═══ RECORDS FOR THIS TASK

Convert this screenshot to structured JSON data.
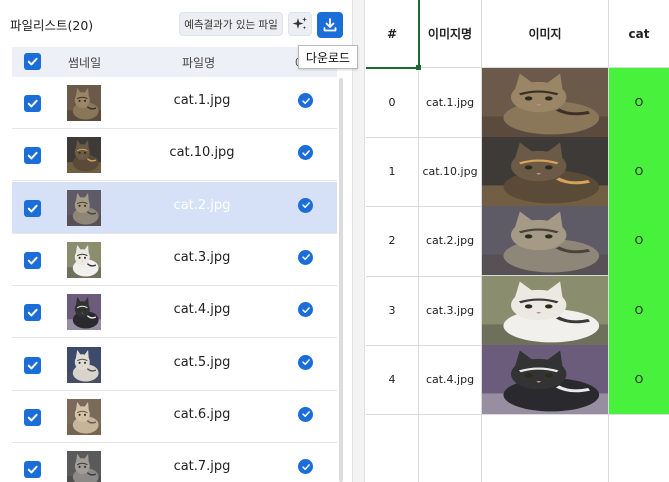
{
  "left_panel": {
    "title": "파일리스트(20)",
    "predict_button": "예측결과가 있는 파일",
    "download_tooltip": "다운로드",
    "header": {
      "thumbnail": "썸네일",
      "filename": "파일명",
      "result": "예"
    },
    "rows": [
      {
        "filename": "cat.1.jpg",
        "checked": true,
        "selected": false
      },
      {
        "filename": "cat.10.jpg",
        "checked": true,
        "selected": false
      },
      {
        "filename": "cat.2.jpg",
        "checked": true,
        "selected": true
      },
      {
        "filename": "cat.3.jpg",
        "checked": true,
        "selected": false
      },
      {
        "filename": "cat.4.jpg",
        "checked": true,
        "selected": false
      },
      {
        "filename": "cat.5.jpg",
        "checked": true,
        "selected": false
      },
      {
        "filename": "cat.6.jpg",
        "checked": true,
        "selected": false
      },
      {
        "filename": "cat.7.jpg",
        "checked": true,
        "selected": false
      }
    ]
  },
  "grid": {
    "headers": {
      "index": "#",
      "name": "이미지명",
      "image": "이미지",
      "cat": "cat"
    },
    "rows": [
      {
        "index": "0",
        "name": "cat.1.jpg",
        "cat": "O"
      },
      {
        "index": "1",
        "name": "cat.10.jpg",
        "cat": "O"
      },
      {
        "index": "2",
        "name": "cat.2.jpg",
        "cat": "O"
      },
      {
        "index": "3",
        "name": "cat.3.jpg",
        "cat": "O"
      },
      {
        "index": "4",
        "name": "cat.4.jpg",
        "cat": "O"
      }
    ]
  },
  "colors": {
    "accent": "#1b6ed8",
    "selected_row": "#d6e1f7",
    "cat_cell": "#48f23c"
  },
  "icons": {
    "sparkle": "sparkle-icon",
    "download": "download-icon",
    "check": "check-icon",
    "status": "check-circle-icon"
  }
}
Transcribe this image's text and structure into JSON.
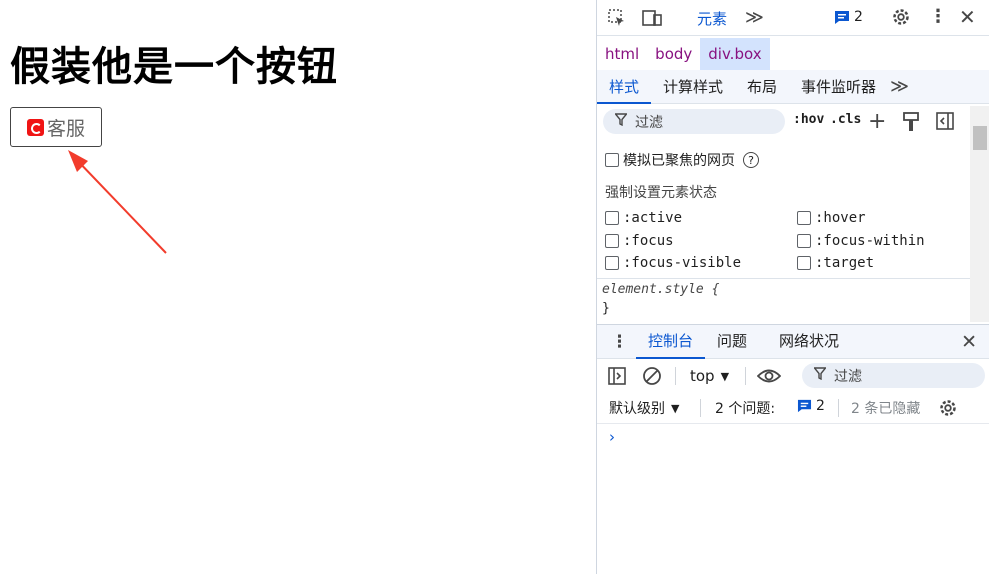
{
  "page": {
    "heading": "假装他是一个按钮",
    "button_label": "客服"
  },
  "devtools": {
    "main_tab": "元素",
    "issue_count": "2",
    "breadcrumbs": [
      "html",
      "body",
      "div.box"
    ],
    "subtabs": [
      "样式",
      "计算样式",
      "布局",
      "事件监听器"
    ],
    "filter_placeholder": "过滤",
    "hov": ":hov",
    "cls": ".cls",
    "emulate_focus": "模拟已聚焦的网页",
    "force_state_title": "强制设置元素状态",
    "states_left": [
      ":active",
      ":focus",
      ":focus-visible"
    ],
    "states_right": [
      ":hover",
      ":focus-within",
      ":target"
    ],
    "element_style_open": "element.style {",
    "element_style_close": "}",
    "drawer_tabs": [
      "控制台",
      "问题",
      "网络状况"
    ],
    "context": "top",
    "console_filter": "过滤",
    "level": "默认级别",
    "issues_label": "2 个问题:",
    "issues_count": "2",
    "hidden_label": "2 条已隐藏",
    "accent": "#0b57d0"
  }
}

══════

SHORT TASK
Take the line containing "Transcribe this image's" through the last line of the material and retype exactly those lines, both ends included, with no pictures.

REPLY
Transcribe this image's text and structure into JSON.
{
  "page": {
    "heading": "假装他是一个按钮",
    "button_label": "客服"
  },
  "devtools": {
    "main_tab": "元素",
    "issue_count": "2",
    "breadcrumbs": [
      "html",
      "body",
      "div.box"
    ],
    "subtabs": [
      "样式",
      "计算样式",
      "布局",
      "事件监听器"
    ],
    "filter_placeholder": "过滤",
    "hov": ":hov",
    "cls": ".cls",
    "emulate_focus": "模拟已聚焦的网页",
    "force_state_title": "强制设置元素状态",
    "states_left": [
      ":active",
      ":focus",
      ":focus-visible"
    ],
    "states_right": [
      ":hover",
      ":focus-within",
      ":target"
    ],
    "element_style_open": "element.style {",
    "element_style_close": "}",
    "drawer_tabs": [
      "控制台",
      "问题",
      "网络状况"
    ],
    "context": "top",
    "console_filter": "过滤",
    "level": "默认级别",
    "issues_label": "2 个问题:",
    "issues_count": "2",
    "hidden_label": "2 条已隐藏",
    "accent": "#0b57d0"
  }
}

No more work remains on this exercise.